───── Material for the task

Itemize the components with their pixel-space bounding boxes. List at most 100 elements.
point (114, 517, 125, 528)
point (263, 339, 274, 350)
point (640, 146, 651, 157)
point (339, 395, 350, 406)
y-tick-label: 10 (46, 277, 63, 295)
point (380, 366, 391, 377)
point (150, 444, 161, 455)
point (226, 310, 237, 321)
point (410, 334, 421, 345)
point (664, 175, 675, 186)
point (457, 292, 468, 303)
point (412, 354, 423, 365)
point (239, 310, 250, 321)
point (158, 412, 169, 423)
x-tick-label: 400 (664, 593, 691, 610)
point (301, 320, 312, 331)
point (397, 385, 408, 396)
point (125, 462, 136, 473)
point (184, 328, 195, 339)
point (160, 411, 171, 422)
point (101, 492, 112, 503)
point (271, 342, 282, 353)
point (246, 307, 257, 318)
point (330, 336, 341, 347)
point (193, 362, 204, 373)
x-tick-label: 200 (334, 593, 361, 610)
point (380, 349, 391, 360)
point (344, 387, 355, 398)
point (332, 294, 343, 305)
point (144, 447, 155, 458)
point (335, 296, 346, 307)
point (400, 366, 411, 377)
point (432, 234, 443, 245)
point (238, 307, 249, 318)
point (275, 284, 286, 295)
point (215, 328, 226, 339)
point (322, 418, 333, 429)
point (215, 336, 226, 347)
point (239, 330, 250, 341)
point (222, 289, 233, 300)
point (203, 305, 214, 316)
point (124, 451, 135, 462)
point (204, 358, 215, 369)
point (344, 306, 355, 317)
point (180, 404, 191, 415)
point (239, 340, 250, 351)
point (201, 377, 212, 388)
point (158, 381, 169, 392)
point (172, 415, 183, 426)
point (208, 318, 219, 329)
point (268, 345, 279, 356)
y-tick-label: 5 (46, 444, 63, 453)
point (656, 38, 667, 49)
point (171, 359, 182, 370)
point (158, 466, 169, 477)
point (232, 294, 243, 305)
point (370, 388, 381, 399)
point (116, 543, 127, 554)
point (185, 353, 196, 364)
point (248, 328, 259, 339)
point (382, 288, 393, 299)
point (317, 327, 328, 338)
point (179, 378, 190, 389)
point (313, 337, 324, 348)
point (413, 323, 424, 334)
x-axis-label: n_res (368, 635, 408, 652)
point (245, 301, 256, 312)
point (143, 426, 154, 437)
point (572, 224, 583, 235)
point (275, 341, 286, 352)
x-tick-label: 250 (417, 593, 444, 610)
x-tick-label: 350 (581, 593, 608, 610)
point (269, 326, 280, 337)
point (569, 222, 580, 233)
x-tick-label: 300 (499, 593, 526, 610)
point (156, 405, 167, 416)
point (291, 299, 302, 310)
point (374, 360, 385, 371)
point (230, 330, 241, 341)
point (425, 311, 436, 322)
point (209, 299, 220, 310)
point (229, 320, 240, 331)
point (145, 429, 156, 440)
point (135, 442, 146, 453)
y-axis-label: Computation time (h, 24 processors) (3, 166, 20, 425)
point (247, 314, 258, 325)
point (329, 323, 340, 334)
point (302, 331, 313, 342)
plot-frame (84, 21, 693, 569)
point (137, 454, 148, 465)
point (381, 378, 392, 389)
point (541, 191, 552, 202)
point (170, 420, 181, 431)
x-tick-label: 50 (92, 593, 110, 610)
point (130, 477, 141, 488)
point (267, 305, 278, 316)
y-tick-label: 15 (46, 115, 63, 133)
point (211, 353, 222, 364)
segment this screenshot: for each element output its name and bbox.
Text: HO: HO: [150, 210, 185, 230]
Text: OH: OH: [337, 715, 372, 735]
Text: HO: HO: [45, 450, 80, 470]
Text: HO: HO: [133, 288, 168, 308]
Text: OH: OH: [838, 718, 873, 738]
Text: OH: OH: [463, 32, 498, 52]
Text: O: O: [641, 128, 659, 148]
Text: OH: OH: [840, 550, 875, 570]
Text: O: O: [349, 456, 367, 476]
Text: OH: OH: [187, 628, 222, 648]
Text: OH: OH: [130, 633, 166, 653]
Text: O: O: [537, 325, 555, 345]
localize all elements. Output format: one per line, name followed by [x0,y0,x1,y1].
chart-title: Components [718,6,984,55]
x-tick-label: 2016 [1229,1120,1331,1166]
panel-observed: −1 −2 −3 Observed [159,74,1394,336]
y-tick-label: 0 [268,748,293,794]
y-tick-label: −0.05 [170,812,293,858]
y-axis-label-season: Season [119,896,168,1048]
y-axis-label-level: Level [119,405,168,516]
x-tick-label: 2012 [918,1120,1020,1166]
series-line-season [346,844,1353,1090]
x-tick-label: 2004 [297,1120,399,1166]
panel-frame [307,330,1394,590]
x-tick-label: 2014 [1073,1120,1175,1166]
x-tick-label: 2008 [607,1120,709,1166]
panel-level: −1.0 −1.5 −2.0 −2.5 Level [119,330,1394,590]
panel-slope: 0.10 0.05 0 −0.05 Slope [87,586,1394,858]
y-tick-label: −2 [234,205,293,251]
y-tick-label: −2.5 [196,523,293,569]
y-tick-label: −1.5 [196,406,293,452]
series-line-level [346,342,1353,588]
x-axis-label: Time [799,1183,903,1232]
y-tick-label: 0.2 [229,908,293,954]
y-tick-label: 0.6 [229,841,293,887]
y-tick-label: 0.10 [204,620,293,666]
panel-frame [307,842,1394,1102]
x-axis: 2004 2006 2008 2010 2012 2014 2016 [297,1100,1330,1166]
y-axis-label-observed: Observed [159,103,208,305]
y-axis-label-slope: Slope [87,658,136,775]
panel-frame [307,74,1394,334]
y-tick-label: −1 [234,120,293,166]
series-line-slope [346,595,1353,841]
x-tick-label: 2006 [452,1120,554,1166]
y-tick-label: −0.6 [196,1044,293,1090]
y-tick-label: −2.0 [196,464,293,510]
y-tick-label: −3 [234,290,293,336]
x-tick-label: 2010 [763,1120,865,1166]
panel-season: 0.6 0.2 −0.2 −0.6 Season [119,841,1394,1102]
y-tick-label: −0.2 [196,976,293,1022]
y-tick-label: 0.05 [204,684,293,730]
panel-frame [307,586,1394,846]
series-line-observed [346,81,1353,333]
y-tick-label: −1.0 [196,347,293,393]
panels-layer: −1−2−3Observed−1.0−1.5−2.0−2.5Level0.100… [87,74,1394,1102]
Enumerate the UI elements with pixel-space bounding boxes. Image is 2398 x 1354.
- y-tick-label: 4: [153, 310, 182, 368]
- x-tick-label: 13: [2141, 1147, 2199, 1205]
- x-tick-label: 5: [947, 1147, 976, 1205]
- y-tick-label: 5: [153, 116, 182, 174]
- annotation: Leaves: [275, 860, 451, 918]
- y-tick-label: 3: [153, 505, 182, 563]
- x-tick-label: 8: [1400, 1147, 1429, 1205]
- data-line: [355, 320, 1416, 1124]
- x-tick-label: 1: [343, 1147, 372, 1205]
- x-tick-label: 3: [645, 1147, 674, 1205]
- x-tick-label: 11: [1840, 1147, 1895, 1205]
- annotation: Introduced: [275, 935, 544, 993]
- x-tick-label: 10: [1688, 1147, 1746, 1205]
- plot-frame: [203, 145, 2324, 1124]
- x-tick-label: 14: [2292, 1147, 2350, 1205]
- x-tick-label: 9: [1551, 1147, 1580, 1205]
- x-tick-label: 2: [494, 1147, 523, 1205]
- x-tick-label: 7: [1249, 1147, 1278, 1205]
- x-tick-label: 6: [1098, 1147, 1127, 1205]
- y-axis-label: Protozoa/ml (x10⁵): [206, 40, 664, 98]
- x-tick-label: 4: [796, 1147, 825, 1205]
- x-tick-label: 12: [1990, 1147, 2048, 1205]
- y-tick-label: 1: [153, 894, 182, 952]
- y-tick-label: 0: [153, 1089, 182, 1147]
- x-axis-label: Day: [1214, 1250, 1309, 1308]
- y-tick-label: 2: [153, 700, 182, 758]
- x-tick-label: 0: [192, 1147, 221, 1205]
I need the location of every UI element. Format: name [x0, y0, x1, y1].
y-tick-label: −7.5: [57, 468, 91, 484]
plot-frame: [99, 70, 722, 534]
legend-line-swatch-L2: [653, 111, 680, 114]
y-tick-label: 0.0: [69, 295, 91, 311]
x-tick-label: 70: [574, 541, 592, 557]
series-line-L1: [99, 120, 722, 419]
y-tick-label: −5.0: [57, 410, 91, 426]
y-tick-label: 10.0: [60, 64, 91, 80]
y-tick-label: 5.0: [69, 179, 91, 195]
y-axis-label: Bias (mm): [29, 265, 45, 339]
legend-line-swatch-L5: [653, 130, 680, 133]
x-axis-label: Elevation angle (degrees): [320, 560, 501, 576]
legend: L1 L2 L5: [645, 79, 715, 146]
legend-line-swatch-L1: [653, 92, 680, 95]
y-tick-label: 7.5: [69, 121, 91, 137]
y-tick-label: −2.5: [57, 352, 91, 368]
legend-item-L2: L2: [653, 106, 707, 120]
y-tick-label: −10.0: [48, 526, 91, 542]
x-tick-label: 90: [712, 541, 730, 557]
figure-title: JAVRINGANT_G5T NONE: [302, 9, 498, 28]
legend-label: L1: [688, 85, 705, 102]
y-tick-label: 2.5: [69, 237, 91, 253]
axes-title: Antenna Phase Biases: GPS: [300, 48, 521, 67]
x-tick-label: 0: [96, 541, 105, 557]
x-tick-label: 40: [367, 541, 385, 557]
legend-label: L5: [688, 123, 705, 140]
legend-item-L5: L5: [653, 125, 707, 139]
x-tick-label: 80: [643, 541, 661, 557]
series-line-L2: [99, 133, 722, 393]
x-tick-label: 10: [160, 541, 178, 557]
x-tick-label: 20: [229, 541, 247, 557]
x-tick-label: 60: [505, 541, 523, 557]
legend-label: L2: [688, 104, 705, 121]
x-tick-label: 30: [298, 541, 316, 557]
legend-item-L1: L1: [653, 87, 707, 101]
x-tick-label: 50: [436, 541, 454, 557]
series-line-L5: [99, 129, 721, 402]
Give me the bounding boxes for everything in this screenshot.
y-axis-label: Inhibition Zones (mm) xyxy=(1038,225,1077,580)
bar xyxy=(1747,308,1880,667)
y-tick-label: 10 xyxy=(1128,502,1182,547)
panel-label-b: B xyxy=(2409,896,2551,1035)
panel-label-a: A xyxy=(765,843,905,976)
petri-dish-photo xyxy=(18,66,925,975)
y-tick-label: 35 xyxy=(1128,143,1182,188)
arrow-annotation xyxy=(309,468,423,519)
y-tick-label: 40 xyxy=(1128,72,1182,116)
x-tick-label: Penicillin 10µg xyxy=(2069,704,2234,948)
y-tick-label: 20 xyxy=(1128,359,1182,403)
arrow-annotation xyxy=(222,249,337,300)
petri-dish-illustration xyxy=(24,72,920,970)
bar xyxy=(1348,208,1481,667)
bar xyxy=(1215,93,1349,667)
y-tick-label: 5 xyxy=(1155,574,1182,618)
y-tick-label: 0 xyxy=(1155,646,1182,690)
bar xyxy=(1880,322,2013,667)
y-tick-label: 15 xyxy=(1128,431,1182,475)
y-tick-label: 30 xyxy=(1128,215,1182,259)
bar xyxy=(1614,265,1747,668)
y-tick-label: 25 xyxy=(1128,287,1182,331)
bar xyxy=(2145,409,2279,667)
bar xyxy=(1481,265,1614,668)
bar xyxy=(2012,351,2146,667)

──────────

Objective
Could you reproduce the material from its start through the line with "point (269, 326, 280, 337)", substituting "horizontal-tick-label" for every "x-tick-label" and leaving everything else unchanged?

Written answer
Itemize the components with their pixel-space bounding boxes. List at most 100 elements.
point (114, 517, 125, 528)
point (263, 339, 274, 350)
point (640, 146, 651, 157)
point (339, 395, 350, 406)
y-tick-label: 10 (46, 277, 63, 295)
point (380, 366, 391, 377)
point (150, 444, 161, 455)
point (226, 310, 237, 321)
point (410, 334, 421, 345)
point (664, 175, 675, 186)
point (457, 292, 468, 303)
point (412, 354, 423, 365)
point (239, 310, 250, 321)
point (158, 412, 169, 423)
horizontal-tick-label: 400 (664, 593, 691, 610)
point (301, 320, 312, 331)
point (397, 385, 408, 396)
point (125, 462, 136, 473)
point (184, 328, 195, 339)
point (160, 411, 171, 422)
point (101, 492, 112, 503)
point (271, 342, 282, 353)
point (246, 307, 257, 318)
point (330, 336, 341, 347)
point (193, 362, 204, 373)
horizontal-tick-label: 200 (334, 593, 361, 610)
point (380, 349, 391, 360)
point (344, 387, 355, 398)
point (332, 294, 343, 305)
point (144, 447, 155, 458)
point (335, 296, 346, 307)
point (400, 366, 411, 377)
point (432, 234, 443, 245)
point (238, 307, 249, 318)
point (275, 284, 286, 295)
point (215, 328, 226, 339)
point (322, 418, 333, 429)
point (215, 336, 226, 347)
point (239, 330, 250, 341)
point (222, 289, 233, 300)
point (203, 305, 214, 316)
point (124, 451, 135, 462)
point (204, 358, 215, 369)
point (344, 306, 355, 317)
point (180, 404, 191, 415)
point (239, 340, 250, 351)
point (201, 377, 212, 388)
point (158, 381, 169, 392)
point (172, 415, 183, 426)
point (208, 318, 219, 329)
point (268, 345, 279, 356)
y-tick-label: 5 (46, 444, 63, 453)
point (656, 38, 667, 49)
point (171, 359, 182, 370)
point (158, 466, 169, 477)
point (232, 294, 243, 305)
point (370, 388, 381, 399)
point (116, 543, 127, 554)
point (185, 353, 196, 364)
point (248, 328, 259, 339)
point (382, 288, 393, 299)
point (317, 327, 328, 338)
point (179, 378, 190, 389)
point (313, 337, 324, 348)
point (413, 323, 424, 334)
x-axis-label: n_res (368, 635, 408, 652)
point (245, 301, 256, 312)
point (143, 426, 154, 437)
point (572, 224, 583, 235)
point (275, 341, 286, 352)
horizontal-tick-label: 250 (417, 593, 444, 610)
horizontal-tick-label: 350 (581, 593, 608, 610)
point (269, 326, 280, 337)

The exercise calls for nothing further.